*Work instructions*
Return the listing below word for word.

Saved entries

━━━━━━━━━━━━━━━━

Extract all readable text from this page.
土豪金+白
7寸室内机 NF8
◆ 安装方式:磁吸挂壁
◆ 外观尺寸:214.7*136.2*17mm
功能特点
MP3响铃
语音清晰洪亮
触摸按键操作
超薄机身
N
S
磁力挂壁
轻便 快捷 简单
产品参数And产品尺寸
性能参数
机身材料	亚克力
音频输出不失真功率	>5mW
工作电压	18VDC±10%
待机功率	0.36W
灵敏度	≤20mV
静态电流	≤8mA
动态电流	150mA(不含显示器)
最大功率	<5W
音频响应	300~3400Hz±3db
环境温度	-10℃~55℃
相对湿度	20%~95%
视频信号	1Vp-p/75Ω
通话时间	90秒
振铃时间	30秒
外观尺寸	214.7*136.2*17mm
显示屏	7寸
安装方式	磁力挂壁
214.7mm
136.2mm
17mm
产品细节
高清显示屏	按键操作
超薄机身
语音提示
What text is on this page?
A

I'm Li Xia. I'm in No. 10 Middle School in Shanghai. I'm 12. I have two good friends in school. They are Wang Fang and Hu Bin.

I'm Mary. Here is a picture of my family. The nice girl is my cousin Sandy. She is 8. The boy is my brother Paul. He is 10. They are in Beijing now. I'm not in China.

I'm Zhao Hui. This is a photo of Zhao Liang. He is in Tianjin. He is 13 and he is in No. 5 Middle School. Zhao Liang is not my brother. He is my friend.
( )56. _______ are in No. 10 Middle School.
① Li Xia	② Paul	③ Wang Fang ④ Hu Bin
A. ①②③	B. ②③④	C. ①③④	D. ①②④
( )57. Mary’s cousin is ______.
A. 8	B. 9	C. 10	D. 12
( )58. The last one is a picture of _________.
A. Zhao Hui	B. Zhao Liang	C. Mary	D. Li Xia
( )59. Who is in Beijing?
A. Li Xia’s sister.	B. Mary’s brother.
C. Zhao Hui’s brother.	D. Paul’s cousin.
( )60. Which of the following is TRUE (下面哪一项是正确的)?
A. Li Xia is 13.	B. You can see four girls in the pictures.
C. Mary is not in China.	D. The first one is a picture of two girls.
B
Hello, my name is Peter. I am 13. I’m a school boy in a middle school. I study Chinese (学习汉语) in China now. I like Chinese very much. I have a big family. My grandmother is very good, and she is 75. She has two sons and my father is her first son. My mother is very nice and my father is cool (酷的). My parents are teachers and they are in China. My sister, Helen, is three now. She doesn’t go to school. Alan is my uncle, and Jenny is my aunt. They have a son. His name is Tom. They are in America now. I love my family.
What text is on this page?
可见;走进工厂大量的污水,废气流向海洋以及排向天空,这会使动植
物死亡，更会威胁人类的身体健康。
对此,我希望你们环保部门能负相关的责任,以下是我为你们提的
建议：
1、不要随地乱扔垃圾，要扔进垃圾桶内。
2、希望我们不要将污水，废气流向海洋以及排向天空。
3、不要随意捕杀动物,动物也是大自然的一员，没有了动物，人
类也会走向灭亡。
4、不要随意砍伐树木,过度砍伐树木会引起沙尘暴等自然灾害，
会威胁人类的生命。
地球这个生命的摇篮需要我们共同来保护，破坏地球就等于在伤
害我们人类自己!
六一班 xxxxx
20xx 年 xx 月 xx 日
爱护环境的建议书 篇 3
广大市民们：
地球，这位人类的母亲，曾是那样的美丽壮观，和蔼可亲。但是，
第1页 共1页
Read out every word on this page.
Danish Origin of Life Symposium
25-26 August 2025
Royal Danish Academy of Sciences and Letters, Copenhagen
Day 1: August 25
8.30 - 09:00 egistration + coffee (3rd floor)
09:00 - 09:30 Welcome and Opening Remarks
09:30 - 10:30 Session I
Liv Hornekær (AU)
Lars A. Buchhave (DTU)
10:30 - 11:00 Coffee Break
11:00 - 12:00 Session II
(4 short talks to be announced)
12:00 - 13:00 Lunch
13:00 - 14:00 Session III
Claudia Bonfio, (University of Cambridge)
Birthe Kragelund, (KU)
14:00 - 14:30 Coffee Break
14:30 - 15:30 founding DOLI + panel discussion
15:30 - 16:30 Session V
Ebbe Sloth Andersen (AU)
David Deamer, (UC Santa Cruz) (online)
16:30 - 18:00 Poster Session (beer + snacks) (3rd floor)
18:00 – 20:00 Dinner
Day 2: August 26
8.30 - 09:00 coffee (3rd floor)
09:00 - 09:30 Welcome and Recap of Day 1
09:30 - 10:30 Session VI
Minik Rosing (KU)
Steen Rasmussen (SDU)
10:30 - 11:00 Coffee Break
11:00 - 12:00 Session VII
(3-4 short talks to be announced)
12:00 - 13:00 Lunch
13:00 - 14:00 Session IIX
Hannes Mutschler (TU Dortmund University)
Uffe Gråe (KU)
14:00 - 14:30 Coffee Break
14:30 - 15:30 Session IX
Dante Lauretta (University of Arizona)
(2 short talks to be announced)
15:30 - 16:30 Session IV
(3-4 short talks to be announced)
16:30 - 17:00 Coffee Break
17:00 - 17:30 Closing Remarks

━━━━━━━━━━━━━━━━

*Response for this exercise*
Extract all readable text from this page.
土豪金+白
7寸室内机 NF8
◆ 安装方式:磁吸挂壁
◆ 外观尺寸:214.7*136.2*17mm
功能特点
MP3响铃
语音清晰洪亮
触摸按键操作
超薄机身
N
S
磁力挂壁
轻便 快捷 简单
产品参数And产品尺寸
性能参数
机身材料	亚克力
音频输出不失真功率	>5mW
工作电压	18VDC±10%
待机功率	0.36W
灵敏度	≤20mV
静态电流	≤8mA
动态电流	150mA(不含显示器)
最大功率	<5W
音频响应	300~3400Hz±3db
环境温度	-10℃~55℃
相对湿度	20%~95%
视频信号	1Vp-p/75Ω
通话时间	90秒
振铃时间	30秒
外观尺寸	214.7*136.2*17mm
显示屏	7寸
安装方式	磁力挂壁
214.7mm
136.2mm
17mm
产品细节
高清显示屏	按键操作
超薄机身
语音提示
What text is on this page?
A

I'm Li Xia. I'm in No. 10 Middle School in Shanghai. I'm 12. I have two good friends in school. They are Wang Fang and Hu Bin.

I'm Mary. Here is a picture of my family. The nice girl is my cousin Sandy. She is 8. The boy is my brother Paul. He is 10. They are in Beijing now. I'm not in China.

I'm Zhao Hui. This is a photo of Zhao Liang. He is in Tianjin. He is 13 and he is in No. 5 Middle School. Zhao Liang is not my brother. He is my friend.
( )56. _______ are in No. 10 Middle School.
① Li Xia	② Paul	③ Wang Fang ④ Hu Bin
A. ①②③	B. ②③④	C. ①③④	D. ①②④
( )57. Mary’s cousin is ______.
A. 8	B. 9	C. 10	D. 12
( )58. The last one is a picture of _________.
A. Zhao Hui	B. Zhao Liang	C. Mary	D. Li Xia
( )59. Who is in Beijing?
A. Li Xia’s sister.	B. Mary’s brother.
C. Zhao Hui’s brother.	D. Paul’s cousin.
( )60. Which of the following is TRUE (下面哪一项是正确的)?
A. Li Xia is 13.	B. You can see four girls in the pictures.
C. Mary is not in China.	D. The first one is a picture of two girls.
B
Hello, my name is Peter. I am 13. I’m a school boy in a middle school. I study Chinese (学习汉语) in China now. I like Chinese very much. I have a big family. My grandmother is very good, and she is 75. She has two sons and my father is her first son. My mother is very nice and my father is cool (酷的). My parents are teachers and they are in China. My sister, Helen, is three now. She doesn’t go to school. Alan is my uncle, and Jenny is my aunt. They have a son. His name is Tom. They are in America now. I love my family.
What text is on this page?
可见;走进工厂大量的污水,废气流向海洋以及排向天空,这会使动植
物死亡，更会威胁人类的身体健康。
对此,我希望你们环保部门能负相关的责任,以下是我为你们提的
建议：
1、不要随地乱扔垃圾，要扔进垃圾桶内。
2、希望我们不要将污水，废气流向海洋以及排向天空。
3、不要随意捕杀动物,动物也是大自然的一员，没有了动物，人
类也会走向灭亡。
4、不要随意砍伐树木,过度砍伐树木会引起沙尘暴等自然灾害，
会威胁人类的生命。
地球这个生命的摇篮需要我们共同来保护，破坏地球就等于在伤
害我们人类自己!
六一班 xxxxx
20xx 年 xx 月 xx 日
爱护环境的建议书 篇 3
广大市民们：
地球，这位人类的母亲，曾是那样的美丽壮观，和蔼可亲。但是，
第1页 共1页
Read out every word on this page.
Danish Origin of Life Symposium
25-26 August 2025
Royal Danish Academy of Sciences and Letters, Copenhagen
Day 1: August 25
8.30 - 09:00 egistration + coffee (3rd floor)
09:00 - 09:30 Welcome and Opening Remarks
09:30 - 10:30 Session I
Liv Hornekær (AU)
Lars A. Buchhave (DTU)
10:30 - 11:00 Coffee Break
11:00 - 12:00 Session II
(4 short talks to be announced)
12:00 - 13:00 Lunch
13:00 - 14:00 Session III
Claudia Bonfio, (University of Cambridge)
Birthe Kragelund, (KU)
14:00 - 14:30 Coffee Break
14:30 - 15:30 founding DOLI + panel discussion
15:30 - 16:30 Session V
Ebbe Sloth Andersen (AU)
David Deamer, (UC Santa Cruz) (online)
16:30 - 18:00 Poster Session (beer + snacks) (3rd floor)
18:00 – 20:00 Dinner
Day 2: August 26
8.30 - 09:00 coffee (3rd floor)
09:00 - 09:30 Welcome and Recap of Day 1
09:30 - 10:30 Session VI
Minik Rosing (KU)
Steen Rasmussen (SDU)
10:30 - 11:00 Coffee Break
11:00 - 12:00 Session VII
(3-4 short talks to be announced)
12:00 - 13:00 Lunch
13:00 - 14:00 Session IIX
Hannes Mutschler (TU Dortmund University)
Uffe Gråe (KU)
14:00 - 14:30 Coffee Break
14:30 - 15:30 Session IX
Dante Lauretta (University of Arizona)
(2 short talks to be announced)
15:30 - 16:30 Session IV
(3-4 short talks to be announced)
16:30 - 17:00 Coffee Break
17:00 - 17:30 Closing Remarks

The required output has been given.